Task goal: Copy all of the records below verbatim.

begin Extracted material

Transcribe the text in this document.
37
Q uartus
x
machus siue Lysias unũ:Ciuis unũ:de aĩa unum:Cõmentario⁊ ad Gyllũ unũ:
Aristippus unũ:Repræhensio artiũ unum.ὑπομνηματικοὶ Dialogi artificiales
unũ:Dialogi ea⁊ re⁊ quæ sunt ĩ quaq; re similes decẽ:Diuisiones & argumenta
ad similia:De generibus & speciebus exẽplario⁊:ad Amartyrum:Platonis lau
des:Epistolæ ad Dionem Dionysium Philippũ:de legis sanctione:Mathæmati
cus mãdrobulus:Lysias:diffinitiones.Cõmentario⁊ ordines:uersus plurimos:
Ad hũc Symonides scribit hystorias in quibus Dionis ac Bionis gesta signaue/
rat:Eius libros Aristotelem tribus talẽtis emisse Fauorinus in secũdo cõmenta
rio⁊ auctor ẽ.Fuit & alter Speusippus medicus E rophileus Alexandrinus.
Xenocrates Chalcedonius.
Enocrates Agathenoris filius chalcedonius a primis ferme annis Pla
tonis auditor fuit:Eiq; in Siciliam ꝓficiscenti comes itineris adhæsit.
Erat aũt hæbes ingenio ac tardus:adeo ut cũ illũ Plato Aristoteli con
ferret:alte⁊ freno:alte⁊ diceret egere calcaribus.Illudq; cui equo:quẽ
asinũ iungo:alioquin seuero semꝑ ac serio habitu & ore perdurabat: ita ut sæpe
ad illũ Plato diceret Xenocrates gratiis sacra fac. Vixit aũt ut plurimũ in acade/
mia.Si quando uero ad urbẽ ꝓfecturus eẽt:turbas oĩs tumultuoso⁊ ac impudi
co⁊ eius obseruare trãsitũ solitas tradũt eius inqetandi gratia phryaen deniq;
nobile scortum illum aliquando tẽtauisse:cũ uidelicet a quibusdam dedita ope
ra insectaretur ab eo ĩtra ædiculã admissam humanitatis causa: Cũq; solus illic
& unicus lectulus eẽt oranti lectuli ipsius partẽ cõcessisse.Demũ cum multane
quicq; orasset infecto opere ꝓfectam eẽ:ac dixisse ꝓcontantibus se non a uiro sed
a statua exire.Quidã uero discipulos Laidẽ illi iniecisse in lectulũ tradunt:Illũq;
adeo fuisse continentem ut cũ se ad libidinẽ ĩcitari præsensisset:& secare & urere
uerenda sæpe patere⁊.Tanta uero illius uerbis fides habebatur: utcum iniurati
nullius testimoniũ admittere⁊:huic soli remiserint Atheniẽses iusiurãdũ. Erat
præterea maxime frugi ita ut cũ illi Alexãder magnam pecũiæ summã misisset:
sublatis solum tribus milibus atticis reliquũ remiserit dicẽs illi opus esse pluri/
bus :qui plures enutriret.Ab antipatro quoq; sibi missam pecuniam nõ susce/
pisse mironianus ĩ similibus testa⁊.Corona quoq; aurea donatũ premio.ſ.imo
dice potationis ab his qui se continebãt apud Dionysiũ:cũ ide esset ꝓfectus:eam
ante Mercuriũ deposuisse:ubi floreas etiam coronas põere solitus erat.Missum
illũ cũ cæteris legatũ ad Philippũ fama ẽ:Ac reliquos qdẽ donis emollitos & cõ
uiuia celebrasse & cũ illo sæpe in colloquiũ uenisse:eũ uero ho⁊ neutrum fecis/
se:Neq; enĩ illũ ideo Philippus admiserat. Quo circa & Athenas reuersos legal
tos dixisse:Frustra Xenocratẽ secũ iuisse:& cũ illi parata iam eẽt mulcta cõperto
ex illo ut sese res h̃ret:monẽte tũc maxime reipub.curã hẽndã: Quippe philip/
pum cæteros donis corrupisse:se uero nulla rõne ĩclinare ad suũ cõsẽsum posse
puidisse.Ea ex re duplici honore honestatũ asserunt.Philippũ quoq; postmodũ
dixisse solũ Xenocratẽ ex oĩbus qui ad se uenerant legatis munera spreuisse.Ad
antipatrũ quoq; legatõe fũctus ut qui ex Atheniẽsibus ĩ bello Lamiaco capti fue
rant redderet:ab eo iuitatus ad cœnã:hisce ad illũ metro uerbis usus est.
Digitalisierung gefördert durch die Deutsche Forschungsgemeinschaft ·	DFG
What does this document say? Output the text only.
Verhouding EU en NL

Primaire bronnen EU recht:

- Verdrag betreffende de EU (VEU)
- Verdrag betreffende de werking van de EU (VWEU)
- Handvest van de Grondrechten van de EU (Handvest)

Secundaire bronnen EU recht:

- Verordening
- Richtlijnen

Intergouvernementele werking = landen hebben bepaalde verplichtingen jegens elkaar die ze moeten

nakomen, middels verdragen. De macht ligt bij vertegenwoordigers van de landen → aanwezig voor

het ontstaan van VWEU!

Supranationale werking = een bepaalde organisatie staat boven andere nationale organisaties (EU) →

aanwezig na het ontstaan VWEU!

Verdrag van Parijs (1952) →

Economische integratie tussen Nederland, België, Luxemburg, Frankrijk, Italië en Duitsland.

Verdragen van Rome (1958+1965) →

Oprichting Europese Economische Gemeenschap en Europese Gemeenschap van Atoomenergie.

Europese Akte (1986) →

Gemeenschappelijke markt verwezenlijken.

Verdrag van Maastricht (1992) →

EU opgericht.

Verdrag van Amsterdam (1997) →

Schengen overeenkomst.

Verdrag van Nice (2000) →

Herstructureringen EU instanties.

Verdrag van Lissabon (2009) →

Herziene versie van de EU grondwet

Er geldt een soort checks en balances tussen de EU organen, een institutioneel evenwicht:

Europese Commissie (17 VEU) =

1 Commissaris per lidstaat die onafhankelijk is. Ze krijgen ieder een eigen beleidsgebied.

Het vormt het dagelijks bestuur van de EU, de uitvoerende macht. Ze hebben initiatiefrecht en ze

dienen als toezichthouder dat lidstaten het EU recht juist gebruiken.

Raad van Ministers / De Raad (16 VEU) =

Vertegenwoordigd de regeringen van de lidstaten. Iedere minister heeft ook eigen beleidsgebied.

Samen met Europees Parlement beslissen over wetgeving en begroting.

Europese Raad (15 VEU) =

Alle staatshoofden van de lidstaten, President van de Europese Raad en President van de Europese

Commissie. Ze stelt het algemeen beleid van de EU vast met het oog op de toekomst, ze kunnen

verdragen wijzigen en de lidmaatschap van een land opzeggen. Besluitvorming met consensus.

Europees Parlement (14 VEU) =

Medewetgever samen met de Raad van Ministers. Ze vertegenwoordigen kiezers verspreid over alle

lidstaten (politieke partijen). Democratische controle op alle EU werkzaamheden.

end Extracted material

Correct output:
Transcribe the text in this document.
37
Q uartus
x
machus siue Lysias unũ:Ciuis unũ:de aĩa unum:Cõmentario⁊ ad Gyllũ unũ:
Aristippus unũ:Repræhensio artiũ unum.ὑπομνηματικοὶ Dialogi artificiales
unũ:Dialogi ea⁊ re⁊ quæ sunt ĩ quaq; re similes decẽ:Diuisiones & argumenta
ad similia:De generibus & speciebus exẽplario⁊:ad Amartyrum:Platonis lau
des:Epistolæ ad Dionem Dionysium Philippũ:de legis sanctione:Mathæmati
cus mãdrobulus:Lysias:diffinitiones.Cõmentario⁊ ordines:uersus plurimos:
Ad hũc Symonides scribit hystorias in quibus Dionis ac Bionis gesta signaue/
rat:Eius libros Aristotelem tribus talẽtis emisse Fauorinus in secũdo cõmenta
rio⁊ auctor ẽ.Fuit & alter Speusippus medicus E rophileus Alexandrinus.
Xenocrates Chalcedonius.
Enocrates Agathenoris filius chalcedonius a primis ferme annis Pla
tonis auditor fuit:Eiq; in Siciliam ꝓficiscenti comes itineris adhæsit.
Erat aũt hæbes ingenio ac tardus:adeo ut cũ illũ Plato Aristoteli con
ferret:alte⁊ freno:alte⁊ diceret egere calcaribus.Illudq; cui equo:quẽ
asinũ iungo:alioquin seuero semꝑ ac serio habitu & ore perdurabat: ita ut sæpe
ad illũ Plato diceret Xenocrates gratiis sacra fac. Vixit aũt ut plurimũ in acade/
mia.Si quando uero ad urbẽ ꝓfecturus eẽt:turbas oĩs tumultuoso⁊ ac impudi
co⁊ eius obseruare trãsitũ solitas tradũt eius inqetandi gratia phryaen deniq;
nobile scortum illum aliquando tẽtauisse:cũ uidelicet a quibusdam dedita ope
ra insectaretur ab eo ĩtra ædiculã admissam humanitatis causa: Cũq; solus illic
& unicus lectulus eẽt oranti lectuli ipsius partẽ cõcessisse.Demũ cum multane
quicq; orasset infecto opere ꝓfectam eẽ:ac dixisse ꝓcontantibus se non a uiro sed
a statua exire.Quidã uero discipulos Laidẽ illi iniecisse in lectulũ tradunt:Illũq;
adeo fuisse continentem ut cũ se ad libidinẽ ĩcitari præsensisset:& secare & urere
uerenda sæpe patere⁊.Tanta uero illius uerbis fides habebatur: utcum iniurati
nullius testimoniũ admittere⁊:huic soli remiserint Atheniẽses iusiurãdũ. Erat
præterea maxime frugi ita ut cũ illi Alexãder magnam pecũiæ summã misisset:
sublatis solum tribus milibus atticis reliquũ remiserit dicẽs illi opus esse pluri/
bus :qui plures enutriret.Ab antipatro quoq; sibi missam pecuniam nõ susce/
pisse mironianus ĩ similibus testa⁊.Corona quoq; aurea donatũ premio.ſ.imo
dice potationis ab his qui se continebãt apud Dionysiũ:cũ ide esset ꝓfectus:eam
ante Mercuriũ deposuisse:ubi floreas etiam coronas põere solitus erat.Missum
illũ cũ cæteris legatũ ad Philippũ fama ẽ:Ac reliquos qdẽ donis emollitos & cõ
uiuia celebrasse & cũ illo sæpe in colloquiũ uenisse:eũ uero ho⁊ neutrum fecis/
se:Neq; enĩ illũ ideo Philippus admiserat. Quo circa & Athenas reuersos legal
tos dixisse:Frustra Xenocratẽ secũ iuisse:& cũ illi parata iam eẽt mulcta cõperto
ex illo ut sese res h̃ret:monẽte tũc maxime reipub.curã hẽndã: Quippe philip/
pum cæteros donis corrupisse:se uero nulla rõne ĩclinare ad suũ cõsẽsum posse
puidisse.Ea ex re duplici honore honestatũ asserunt.Philippũ quoq; postmodũ
dixisse solũ Xenocratẽ ex oĩbus qui ad se uenerant legatis munera spreuisse.Ad
antipatrũ quoq; legatõe fũctus ut qui ex Atheniẽsibus ĩ bello Lamiaco capti fue
rant redderet:ab eo iuitatus ad cœnã:hisce ad illũ metro uerbis usus est.
Digitalisierung gefördert durch die Deutsche Forschungsgemeinschaft ·	DFG
What does this document say? Output the text only.
Verhouding EU en NL

Primaire bronnen EU recht:

- Verdrag betreffende de EU (VEU)
- Verdrag betreffende de werking van de EU (VWEU)
- Handvest van de Grondrechten van de EU (Handvest)

Secundaire bronnen EU recht:

- Verordening
- Richtlijnen

Intergouvernementele werking = landen hebben bepaalde verplichtingen jegens elkaar die ze moeten

nakomen, middels verdragen. De macht ligt bij vertegenwoordigers van de landen → aanwezig voor

het ontstaan van VWEU!

Supranationale werking = een bepaalde organisatie staat boven andere nationale organisaties (EU) →

aanwezig na het ontstaan VWEU!

Verdrag van Parijs (1952) →

Economische integratie tussen Nederland, België, Luxemburg, Frankrijk, Italië en Duitsland.

Verdragen van Rome (1958+1965) →

Oprichting Europese Economische Gemeenschap en Europese Gemeenschap van Atoomenergie.

Europese Akte (1986) →

Gemeenschappelijke markt verwezenlijken.

Verdrag van Maastricht (1992) →

EU opgericht.

Verdrag van Amsterdam (1997) →

Schengen overeenkomst.

Verdrag van Nice (2000) →

Herstructureringen EU instanties.

Verdrag van Lissabon (2009) →

Herziene versie van de EU grondwet

Er geldt een soort checks en balances tussen de EU organen, een institutioneel evenwicht:

Europese Commissie (17 VEU) =

1 Commissaris per lidstaat die onafhankelijk is. Ze krijgen ieder een eigen beleidsgebied.

Het vormt het dagelijks bestuur van de EU, de uitvoerende macht. Ze hebben initiatiefrecht en ze

dienen als toezichthouder dat lidstaten het EU recht juist gebruiken.

Raad van Ministers / De Raad (16 VEU) =

Vertegenwoordigd de regeringen van de lidstaten. Iedere minister heeft ook eigen beleidsgebied.

Samen met Europees Parlement beslissen over wetgeving en begroting.

Europese Raad (15 VEU) =

Alle staatshoofden van de lidstaten, President van de Europese Raad en President van de Europese

Commissie. Ze stelt het algemeen beleid van de EU vast met het oog op de toekomst, ze kunnen

verdragen wijzigen en de lidmaatschap van een land opzeggen. Besluitvorming met consensus.

Europees Parlement (14 VEU) =

Medewetgever samen met de Raad van Ministers. Ze vertegenwoordigen kiezers verspreid over alle

lidstaten (politieke partijen). Democratische controle op alle EU werkzaamheden.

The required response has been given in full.